DIRECTION → Check every line below for the word "name" and copy the ones that have it.

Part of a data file
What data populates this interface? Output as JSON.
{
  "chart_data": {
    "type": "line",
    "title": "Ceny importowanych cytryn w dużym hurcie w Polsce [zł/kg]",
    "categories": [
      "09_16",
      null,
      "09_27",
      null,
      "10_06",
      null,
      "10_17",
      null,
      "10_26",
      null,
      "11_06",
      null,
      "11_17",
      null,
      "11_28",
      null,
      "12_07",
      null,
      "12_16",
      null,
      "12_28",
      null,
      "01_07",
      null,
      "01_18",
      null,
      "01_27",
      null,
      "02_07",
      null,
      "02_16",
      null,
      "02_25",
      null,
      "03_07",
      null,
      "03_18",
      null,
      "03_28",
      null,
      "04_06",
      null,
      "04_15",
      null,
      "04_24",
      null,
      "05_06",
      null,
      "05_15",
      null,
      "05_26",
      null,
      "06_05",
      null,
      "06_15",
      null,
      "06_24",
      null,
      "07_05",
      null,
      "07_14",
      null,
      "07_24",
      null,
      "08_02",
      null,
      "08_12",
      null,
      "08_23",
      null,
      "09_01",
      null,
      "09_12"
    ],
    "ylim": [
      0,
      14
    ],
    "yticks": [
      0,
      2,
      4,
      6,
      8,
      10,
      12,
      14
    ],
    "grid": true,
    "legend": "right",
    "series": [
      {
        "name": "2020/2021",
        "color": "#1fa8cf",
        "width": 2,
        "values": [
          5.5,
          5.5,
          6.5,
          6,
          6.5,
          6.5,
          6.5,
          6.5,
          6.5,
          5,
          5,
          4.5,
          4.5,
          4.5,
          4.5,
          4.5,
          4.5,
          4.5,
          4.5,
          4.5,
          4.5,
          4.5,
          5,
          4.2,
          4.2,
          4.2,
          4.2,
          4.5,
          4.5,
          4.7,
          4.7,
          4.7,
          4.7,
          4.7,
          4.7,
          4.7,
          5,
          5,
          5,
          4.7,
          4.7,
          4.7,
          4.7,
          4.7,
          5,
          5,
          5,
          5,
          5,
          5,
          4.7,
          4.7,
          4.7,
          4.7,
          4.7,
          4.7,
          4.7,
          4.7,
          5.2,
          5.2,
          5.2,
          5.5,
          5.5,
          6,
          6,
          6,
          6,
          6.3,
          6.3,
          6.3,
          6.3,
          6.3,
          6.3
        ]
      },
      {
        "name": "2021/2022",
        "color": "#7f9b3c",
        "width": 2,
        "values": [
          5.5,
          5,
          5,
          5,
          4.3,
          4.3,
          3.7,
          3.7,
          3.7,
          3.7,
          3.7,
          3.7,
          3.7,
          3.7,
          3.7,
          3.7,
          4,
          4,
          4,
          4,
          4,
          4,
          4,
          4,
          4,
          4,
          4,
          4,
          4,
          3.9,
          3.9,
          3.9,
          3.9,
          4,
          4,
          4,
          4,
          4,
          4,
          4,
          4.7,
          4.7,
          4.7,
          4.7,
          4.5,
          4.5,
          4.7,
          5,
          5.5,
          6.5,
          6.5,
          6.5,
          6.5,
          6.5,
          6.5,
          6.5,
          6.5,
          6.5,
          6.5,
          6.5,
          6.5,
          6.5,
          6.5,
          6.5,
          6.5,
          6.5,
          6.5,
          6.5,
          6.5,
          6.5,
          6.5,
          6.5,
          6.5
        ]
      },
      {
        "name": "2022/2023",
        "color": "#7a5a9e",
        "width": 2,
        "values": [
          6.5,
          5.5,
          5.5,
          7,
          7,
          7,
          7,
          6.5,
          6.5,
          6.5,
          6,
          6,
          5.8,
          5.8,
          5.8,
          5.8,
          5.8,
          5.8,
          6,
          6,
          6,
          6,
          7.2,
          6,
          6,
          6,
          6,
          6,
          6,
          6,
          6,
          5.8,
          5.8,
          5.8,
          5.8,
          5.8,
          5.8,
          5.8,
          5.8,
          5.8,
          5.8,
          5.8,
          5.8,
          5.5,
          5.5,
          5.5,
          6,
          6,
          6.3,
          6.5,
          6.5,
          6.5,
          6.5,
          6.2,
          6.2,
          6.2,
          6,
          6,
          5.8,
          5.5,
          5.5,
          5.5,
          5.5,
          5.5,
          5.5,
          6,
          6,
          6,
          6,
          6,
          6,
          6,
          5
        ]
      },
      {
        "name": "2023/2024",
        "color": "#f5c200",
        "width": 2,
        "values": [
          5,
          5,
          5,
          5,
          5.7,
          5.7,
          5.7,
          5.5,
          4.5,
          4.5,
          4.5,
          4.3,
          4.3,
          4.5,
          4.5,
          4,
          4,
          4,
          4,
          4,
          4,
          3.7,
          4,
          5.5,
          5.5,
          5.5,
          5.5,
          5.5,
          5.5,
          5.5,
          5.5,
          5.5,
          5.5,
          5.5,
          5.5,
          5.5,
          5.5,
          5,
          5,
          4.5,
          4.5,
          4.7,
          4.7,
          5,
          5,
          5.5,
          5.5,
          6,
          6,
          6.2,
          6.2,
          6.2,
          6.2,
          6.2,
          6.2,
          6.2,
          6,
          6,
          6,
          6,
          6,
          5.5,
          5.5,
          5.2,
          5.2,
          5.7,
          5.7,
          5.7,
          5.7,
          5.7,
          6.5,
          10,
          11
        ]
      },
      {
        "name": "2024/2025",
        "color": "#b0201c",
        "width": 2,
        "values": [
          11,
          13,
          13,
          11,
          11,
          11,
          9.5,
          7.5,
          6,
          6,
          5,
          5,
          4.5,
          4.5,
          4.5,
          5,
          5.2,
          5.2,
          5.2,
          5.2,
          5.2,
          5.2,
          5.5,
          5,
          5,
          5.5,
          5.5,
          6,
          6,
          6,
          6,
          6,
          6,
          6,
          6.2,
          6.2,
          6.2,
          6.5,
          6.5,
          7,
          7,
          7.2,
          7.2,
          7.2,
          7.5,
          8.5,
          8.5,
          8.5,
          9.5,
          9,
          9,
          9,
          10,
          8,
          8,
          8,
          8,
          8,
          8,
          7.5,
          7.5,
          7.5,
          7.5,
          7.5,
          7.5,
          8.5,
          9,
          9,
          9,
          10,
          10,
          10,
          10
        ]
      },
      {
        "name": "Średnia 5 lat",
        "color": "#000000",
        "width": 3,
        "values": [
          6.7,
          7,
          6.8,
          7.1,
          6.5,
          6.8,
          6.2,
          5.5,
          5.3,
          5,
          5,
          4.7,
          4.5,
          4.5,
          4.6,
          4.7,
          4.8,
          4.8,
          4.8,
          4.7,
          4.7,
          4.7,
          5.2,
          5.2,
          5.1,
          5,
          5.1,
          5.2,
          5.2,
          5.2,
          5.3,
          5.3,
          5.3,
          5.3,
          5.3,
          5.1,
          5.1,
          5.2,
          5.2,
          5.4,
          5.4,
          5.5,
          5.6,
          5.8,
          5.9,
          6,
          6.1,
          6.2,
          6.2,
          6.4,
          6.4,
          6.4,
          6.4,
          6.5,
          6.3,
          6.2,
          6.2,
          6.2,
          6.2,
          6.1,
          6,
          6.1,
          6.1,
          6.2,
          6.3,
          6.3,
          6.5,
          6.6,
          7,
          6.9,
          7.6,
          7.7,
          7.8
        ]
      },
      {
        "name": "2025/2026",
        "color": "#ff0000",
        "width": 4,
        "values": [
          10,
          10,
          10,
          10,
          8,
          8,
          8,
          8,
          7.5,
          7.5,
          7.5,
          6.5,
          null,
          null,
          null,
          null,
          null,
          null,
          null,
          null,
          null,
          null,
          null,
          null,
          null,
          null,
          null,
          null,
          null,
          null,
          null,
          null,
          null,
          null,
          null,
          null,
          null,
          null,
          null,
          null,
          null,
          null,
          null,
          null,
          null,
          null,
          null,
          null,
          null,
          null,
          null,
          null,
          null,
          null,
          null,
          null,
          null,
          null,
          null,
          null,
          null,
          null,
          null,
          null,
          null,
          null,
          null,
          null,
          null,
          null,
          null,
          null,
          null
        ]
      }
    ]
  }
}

FULL OUTPUT →
        "name": "2020/2021",
        "name": "2021/2022",
        "name": "2022/2023",
        "name": "2023/2024",
        "name": "2024/2025",
        "name": "Średnia 5 lat",
        "name": "2025/2026",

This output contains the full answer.